### [BRIEF]
Below are the records; collect from them each line containing the string "screenshot".

## start MATERIAL FOR THE TASK

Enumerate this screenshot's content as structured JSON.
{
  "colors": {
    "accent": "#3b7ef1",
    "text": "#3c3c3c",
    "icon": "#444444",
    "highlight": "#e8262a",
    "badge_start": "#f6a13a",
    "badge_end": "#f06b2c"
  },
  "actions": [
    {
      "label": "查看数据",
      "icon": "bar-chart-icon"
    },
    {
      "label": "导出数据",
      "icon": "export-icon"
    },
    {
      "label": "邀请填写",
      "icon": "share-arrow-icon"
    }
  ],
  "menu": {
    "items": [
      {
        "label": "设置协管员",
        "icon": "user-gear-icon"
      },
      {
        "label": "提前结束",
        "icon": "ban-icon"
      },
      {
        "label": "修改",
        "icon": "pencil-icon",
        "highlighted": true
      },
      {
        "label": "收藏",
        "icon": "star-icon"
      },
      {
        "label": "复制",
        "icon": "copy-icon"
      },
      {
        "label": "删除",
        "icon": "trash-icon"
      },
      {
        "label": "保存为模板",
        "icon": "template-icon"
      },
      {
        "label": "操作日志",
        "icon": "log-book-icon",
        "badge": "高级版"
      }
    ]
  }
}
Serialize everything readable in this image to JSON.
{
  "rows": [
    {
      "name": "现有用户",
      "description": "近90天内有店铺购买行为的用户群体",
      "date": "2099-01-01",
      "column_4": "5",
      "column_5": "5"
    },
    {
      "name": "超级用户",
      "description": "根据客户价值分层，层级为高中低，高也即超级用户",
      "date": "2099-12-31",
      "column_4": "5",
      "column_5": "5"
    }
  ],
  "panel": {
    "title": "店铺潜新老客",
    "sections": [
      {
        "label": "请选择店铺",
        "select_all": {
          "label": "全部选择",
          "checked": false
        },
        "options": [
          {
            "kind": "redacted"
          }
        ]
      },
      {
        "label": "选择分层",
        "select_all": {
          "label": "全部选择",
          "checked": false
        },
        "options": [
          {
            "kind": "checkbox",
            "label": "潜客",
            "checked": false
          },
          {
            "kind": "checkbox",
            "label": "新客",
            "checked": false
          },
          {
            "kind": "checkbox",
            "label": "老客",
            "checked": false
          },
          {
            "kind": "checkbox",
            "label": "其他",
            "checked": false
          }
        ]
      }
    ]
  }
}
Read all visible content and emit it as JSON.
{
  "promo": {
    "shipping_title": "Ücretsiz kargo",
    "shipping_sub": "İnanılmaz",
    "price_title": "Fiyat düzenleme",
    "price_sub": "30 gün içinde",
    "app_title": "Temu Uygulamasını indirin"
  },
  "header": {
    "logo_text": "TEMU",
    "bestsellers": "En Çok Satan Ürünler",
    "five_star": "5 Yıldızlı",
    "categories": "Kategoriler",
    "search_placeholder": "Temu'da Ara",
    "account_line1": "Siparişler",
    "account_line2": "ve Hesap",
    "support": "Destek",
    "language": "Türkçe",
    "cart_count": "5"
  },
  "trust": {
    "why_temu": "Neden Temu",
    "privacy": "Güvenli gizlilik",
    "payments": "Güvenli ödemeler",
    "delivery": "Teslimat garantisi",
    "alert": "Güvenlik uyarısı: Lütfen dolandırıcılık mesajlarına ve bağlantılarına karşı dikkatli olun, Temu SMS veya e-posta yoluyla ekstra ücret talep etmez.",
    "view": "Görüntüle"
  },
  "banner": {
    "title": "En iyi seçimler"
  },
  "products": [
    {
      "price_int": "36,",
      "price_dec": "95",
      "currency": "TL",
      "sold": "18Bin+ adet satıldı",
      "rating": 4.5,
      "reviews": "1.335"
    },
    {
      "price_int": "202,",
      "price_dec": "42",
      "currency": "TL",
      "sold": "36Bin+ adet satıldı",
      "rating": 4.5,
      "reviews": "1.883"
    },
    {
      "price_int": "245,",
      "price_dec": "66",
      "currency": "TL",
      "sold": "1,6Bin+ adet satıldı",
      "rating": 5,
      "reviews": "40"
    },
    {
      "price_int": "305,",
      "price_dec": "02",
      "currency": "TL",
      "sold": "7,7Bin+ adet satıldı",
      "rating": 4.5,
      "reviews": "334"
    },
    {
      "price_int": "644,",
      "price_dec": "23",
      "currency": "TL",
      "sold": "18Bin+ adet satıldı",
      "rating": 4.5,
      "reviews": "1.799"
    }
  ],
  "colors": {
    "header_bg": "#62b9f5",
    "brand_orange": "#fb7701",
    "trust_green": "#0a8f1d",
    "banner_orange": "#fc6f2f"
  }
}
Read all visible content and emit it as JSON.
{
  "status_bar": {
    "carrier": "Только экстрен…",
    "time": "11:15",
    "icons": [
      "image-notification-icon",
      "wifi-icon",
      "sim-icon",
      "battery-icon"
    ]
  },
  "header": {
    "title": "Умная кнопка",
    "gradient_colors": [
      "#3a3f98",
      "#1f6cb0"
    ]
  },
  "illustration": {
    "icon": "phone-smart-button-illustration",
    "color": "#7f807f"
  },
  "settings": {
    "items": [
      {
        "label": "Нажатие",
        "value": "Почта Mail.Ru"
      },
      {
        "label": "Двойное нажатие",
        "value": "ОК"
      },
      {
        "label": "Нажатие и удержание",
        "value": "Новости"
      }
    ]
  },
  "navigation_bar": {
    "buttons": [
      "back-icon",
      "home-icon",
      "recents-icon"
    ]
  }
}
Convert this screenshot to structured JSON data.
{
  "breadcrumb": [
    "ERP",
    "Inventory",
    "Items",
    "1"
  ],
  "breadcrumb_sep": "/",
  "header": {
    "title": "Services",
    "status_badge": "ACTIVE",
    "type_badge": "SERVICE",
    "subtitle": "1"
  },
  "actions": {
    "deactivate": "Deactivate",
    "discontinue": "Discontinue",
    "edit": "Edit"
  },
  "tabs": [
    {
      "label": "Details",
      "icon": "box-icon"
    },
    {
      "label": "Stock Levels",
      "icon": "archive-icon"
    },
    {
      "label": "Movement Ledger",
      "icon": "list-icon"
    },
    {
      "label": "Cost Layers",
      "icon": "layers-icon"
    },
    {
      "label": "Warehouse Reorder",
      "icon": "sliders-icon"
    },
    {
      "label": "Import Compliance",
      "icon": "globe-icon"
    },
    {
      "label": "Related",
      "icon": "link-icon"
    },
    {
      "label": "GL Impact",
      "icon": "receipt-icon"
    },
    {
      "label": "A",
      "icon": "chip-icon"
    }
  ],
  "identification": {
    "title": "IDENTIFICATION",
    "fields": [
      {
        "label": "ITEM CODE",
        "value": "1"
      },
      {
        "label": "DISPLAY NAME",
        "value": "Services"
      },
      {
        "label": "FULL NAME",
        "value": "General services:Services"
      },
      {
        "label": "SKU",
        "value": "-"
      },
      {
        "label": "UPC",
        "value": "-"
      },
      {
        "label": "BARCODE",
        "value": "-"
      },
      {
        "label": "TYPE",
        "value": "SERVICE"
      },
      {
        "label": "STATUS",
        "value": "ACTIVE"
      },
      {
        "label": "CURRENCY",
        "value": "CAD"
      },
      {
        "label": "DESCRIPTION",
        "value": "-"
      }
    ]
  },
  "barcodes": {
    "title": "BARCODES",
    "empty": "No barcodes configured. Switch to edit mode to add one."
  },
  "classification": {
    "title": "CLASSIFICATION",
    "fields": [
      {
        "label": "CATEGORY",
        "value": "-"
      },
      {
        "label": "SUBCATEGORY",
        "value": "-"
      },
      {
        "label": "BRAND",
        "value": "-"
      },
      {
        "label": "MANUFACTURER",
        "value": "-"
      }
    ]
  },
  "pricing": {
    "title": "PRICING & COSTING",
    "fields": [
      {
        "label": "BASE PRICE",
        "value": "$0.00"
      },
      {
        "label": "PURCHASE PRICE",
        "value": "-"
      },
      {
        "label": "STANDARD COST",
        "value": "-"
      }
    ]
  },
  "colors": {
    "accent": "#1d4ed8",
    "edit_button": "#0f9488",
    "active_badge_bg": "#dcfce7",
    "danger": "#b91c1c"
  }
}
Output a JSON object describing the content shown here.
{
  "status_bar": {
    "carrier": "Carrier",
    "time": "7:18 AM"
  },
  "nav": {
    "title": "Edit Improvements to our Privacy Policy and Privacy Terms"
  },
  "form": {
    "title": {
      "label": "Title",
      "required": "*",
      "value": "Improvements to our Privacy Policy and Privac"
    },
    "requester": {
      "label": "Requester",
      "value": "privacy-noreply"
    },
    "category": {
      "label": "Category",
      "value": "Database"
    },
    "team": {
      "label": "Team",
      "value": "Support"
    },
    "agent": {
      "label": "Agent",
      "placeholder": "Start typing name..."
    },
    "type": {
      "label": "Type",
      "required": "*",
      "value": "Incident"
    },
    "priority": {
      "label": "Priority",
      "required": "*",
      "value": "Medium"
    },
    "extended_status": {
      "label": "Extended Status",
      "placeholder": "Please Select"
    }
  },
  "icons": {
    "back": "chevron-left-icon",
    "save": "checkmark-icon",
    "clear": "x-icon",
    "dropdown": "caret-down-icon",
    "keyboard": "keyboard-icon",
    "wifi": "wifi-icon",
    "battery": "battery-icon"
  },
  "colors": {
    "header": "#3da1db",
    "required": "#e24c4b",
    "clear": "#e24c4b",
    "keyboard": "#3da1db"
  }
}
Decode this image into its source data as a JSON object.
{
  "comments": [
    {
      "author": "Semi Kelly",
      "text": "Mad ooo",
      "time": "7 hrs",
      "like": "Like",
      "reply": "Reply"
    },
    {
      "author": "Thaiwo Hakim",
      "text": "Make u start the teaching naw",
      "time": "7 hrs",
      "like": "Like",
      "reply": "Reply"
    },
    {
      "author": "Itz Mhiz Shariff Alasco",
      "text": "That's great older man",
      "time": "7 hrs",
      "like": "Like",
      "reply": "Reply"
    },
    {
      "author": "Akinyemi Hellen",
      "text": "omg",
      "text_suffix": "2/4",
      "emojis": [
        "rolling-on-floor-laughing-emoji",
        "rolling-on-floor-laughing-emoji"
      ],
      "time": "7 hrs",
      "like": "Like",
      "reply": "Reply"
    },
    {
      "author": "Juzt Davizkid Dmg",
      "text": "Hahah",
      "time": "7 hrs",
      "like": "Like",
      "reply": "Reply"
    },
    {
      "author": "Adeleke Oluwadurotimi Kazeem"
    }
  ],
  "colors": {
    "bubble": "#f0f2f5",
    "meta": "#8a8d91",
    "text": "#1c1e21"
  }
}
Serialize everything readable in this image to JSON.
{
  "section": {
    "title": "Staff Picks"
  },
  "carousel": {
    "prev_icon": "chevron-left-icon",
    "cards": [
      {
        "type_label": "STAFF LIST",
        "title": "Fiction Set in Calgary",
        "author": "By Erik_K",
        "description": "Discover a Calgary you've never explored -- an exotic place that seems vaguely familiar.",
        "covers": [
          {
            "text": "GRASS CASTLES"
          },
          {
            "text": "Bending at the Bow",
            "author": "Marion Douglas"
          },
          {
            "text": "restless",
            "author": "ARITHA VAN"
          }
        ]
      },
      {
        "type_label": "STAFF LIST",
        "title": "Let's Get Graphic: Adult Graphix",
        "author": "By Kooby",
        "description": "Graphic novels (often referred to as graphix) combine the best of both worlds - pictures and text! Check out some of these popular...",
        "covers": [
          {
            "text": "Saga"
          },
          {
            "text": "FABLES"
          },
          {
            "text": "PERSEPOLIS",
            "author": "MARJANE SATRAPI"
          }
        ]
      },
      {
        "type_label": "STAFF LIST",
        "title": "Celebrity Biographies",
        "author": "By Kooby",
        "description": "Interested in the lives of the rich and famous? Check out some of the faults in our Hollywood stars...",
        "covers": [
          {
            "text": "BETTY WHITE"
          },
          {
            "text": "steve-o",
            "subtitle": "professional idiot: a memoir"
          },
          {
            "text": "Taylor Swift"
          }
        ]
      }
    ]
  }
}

## end MATERIAL FOR THE TASK

### [TASK OUTPUT]
Enumerate this screenshot's content as structured JSON.
Convert this screenshot to structured JSON data.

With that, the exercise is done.